→ **EXERCISE**:
Write out the listing word for word, starting at its first line and stopping after the line that contains "right-x-label-sup: 2 <box>1060".

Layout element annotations
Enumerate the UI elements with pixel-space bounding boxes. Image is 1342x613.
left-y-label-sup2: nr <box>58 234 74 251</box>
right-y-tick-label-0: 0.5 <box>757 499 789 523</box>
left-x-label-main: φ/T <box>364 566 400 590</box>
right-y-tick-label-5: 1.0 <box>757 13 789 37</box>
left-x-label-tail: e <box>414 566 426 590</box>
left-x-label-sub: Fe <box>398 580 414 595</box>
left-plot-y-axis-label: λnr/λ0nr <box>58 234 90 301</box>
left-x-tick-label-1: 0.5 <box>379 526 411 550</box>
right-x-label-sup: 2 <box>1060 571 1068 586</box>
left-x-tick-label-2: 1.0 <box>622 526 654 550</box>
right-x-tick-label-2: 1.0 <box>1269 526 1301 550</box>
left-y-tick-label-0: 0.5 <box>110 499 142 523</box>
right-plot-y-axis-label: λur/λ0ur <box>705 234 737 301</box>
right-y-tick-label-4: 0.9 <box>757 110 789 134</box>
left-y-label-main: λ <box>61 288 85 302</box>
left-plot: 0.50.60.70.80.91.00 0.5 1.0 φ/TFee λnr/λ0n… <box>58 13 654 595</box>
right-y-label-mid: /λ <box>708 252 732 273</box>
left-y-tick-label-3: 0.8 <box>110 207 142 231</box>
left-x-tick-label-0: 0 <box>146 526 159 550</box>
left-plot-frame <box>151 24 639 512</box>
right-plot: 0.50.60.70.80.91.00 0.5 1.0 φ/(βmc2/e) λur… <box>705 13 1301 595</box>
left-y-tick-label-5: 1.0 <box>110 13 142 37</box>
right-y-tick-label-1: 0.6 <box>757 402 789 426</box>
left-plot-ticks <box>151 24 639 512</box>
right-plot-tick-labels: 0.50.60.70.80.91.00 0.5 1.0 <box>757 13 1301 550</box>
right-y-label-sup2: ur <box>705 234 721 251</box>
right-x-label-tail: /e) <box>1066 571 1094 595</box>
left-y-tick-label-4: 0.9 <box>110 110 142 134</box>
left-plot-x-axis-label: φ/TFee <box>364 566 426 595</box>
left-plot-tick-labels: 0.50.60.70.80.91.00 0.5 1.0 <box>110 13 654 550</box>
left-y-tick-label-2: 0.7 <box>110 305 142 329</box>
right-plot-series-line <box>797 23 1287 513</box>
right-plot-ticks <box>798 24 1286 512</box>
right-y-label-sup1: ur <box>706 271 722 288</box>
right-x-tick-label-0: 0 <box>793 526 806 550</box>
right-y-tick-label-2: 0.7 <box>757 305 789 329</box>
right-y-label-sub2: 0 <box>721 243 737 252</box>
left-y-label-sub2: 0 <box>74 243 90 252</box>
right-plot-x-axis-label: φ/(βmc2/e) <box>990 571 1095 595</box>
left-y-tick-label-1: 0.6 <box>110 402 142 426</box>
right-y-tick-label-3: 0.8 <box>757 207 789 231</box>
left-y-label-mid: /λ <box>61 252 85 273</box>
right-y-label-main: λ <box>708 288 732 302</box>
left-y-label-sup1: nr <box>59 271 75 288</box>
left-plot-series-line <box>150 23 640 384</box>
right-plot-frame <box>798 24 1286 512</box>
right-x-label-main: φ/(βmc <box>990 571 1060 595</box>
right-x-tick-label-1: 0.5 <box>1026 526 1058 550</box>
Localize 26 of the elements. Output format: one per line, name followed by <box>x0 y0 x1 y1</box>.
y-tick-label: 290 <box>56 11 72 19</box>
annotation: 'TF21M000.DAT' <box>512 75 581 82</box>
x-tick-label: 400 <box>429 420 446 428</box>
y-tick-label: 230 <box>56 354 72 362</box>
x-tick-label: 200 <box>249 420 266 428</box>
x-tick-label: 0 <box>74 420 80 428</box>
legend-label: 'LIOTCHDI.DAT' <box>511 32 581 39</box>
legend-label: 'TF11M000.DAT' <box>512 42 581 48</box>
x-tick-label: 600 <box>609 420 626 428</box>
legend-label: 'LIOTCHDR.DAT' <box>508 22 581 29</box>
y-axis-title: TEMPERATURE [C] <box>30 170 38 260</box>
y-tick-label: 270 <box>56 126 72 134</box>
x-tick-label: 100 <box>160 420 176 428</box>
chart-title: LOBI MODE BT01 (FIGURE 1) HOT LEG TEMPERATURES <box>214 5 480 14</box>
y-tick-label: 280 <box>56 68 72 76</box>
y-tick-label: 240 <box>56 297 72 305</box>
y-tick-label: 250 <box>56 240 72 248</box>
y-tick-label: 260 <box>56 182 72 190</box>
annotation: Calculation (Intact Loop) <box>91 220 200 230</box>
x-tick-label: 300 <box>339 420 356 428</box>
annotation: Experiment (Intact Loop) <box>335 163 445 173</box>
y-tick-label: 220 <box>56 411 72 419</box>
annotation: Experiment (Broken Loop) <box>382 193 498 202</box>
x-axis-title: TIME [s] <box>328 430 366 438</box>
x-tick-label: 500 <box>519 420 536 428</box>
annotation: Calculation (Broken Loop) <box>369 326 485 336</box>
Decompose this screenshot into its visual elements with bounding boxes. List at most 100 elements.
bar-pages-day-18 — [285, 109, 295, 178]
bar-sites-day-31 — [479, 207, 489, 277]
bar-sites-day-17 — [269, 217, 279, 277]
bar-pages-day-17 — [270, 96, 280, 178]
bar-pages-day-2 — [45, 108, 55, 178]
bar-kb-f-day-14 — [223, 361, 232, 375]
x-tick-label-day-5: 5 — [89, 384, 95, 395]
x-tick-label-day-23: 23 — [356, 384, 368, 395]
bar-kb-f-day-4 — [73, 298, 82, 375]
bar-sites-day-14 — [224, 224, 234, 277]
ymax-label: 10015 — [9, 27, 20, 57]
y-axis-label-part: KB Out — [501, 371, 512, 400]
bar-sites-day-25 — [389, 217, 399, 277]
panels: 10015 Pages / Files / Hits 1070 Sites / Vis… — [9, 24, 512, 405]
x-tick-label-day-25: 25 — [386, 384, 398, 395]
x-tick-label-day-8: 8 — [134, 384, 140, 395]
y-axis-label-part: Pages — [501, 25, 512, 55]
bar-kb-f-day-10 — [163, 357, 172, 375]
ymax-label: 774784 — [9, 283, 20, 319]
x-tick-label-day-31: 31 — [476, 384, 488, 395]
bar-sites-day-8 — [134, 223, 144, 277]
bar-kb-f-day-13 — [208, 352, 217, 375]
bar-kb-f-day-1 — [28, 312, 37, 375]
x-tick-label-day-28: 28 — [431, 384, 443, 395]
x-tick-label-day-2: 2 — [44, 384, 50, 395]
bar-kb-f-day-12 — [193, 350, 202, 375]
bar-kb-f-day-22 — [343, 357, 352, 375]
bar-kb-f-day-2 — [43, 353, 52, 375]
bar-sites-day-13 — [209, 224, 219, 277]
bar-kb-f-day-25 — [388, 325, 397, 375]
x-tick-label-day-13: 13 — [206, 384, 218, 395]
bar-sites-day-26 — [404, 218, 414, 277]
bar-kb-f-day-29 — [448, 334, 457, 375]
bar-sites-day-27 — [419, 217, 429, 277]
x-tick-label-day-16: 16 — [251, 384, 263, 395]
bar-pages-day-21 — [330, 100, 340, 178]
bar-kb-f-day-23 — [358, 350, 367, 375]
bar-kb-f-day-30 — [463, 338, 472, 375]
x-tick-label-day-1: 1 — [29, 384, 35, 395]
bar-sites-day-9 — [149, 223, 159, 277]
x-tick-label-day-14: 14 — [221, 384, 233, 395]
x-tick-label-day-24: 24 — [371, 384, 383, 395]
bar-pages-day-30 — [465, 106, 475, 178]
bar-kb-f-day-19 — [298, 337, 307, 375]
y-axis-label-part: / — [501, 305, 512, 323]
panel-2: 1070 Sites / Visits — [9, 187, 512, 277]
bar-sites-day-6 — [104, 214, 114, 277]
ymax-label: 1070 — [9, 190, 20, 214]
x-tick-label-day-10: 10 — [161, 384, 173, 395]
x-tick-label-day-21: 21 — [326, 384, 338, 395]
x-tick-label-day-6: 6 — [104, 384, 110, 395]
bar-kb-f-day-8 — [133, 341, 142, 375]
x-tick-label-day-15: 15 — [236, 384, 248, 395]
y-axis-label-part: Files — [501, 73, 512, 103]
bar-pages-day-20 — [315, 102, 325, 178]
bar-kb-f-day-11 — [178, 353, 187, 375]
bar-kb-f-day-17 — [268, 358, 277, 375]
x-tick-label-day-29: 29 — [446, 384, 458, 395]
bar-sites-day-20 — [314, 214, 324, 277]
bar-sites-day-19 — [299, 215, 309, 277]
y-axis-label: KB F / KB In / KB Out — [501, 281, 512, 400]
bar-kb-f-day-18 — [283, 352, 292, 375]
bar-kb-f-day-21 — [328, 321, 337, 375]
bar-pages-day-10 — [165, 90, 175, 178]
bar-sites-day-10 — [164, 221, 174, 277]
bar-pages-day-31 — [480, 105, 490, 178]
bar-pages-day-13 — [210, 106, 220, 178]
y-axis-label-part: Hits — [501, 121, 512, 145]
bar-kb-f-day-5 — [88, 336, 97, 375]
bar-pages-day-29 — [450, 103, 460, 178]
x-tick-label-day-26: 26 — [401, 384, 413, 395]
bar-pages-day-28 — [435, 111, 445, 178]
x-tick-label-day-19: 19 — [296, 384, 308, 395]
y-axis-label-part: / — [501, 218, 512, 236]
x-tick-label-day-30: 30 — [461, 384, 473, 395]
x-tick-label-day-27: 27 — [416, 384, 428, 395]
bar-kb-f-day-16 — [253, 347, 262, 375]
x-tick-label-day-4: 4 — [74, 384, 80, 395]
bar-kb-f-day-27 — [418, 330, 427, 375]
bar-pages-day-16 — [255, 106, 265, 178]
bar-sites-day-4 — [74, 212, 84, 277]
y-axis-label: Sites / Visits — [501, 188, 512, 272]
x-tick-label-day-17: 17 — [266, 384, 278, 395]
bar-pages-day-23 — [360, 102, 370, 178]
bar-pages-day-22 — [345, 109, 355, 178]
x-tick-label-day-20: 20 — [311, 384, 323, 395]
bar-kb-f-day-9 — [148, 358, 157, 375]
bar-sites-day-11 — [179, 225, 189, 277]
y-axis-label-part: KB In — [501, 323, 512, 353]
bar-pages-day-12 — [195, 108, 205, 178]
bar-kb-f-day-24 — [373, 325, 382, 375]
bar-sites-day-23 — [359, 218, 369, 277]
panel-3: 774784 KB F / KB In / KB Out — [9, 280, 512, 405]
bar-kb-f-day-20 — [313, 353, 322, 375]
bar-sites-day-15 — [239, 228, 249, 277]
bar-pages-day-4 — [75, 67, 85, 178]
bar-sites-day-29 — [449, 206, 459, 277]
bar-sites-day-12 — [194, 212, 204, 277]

→ **TASK RESULT**:
Enumerate the UI elements with pixel-space bounding boxes. Image is 1342x613.
left-y-label-sup2: nr <box>58 234 74 251</box>
right-y-tick-label-0: 0.5 <box>757 499 789 523</box>
left-x-label-main: φ/T <box>364 566 400 590</box>
right-y-tick-label-5: 1.0 <box>757 13 789 37</box>
left-x-label-tail: e <box>414 566 426 590</box>
left-x-label-sub: Fe <box>398 580 414 595</box>
left-plot-y-axis-label: λnr/λ0nr <box>58 234 90 301</box>
left-x-tick-label-1: 0.5 <box>379 526 411 550</box>
right-x-label-sup: 2 <box>1060 571 1068 586</box>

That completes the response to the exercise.